_Exercise prompt:_
Determine how many lines below hold the string "text". Reply with the number alone.

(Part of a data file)
━━━━━━━━━━
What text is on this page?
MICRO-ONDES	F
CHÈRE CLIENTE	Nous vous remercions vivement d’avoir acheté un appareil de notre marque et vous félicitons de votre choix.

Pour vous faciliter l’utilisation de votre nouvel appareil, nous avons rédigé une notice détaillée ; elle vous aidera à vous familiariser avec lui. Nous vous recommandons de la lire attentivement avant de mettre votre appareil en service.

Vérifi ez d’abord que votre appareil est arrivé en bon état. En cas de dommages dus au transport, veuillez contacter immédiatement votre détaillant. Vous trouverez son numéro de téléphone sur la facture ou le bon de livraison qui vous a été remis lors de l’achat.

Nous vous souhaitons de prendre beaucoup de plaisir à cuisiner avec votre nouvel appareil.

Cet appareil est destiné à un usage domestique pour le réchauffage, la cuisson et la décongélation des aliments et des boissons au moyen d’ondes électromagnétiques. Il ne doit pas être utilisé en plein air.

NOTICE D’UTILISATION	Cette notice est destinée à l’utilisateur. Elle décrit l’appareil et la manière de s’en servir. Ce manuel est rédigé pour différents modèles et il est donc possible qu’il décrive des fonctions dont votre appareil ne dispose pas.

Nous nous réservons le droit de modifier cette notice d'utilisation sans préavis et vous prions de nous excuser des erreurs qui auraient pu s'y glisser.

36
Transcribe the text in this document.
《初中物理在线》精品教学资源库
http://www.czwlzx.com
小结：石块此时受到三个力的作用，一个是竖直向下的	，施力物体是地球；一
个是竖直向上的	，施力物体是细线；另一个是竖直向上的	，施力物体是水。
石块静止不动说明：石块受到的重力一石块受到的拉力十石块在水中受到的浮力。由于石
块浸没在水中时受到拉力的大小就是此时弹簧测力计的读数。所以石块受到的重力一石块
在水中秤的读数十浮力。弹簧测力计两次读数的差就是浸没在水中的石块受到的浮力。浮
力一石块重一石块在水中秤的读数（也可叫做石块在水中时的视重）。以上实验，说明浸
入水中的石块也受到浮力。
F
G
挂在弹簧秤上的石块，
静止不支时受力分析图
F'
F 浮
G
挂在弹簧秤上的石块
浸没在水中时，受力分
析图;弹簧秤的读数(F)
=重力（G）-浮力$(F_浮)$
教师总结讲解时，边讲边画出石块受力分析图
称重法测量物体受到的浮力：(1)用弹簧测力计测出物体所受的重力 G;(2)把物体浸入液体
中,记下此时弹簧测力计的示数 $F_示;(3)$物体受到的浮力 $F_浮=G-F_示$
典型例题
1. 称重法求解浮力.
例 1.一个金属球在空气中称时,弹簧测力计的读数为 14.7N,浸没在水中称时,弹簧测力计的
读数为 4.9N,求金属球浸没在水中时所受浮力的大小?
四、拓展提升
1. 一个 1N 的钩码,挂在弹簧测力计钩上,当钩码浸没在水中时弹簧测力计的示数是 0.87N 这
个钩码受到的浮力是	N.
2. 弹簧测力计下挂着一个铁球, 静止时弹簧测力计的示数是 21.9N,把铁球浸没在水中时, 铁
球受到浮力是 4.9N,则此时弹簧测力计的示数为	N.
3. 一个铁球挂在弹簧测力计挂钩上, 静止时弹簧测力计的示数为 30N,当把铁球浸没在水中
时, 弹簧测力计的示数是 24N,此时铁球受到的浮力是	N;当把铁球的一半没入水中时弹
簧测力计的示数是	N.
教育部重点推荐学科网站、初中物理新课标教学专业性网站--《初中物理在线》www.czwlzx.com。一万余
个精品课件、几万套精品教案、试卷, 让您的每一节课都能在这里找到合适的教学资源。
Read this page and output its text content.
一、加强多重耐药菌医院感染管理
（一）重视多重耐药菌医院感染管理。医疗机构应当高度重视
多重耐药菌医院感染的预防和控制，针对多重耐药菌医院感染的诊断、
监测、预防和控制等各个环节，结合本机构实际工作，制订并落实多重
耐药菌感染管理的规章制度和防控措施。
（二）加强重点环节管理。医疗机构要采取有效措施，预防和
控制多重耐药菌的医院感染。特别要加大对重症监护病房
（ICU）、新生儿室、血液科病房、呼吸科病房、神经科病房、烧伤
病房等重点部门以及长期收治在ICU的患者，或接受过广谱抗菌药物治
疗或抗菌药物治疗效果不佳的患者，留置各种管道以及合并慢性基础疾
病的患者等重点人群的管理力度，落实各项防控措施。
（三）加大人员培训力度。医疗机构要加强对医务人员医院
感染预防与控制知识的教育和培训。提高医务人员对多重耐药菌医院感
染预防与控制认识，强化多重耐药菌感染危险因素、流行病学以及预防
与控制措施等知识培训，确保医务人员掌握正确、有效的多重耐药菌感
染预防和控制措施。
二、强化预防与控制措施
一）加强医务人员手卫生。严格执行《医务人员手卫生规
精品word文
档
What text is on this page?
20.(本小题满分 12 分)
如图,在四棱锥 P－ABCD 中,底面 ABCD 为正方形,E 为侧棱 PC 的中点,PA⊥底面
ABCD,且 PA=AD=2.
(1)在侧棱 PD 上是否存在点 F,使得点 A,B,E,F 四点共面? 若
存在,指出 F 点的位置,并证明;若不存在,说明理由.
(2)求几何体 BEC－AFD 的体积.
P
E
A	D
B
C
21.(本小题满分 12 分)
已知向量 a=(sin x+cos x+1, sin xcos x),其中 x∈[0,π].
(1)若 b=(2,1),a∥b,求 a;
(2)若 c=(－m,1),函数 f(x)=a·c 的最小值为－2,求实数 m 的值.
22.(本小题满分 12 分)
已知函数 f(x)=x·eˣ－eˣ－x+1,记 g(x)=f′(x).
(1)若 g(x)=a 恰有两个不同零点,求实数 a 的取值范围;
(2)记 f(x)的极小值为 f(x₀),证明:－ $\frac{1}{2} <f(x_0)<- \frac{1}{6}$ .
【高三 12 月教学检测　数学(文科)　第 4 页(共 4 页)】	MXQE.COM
━━━━━━━━━━
_Reply to the exercise:_
4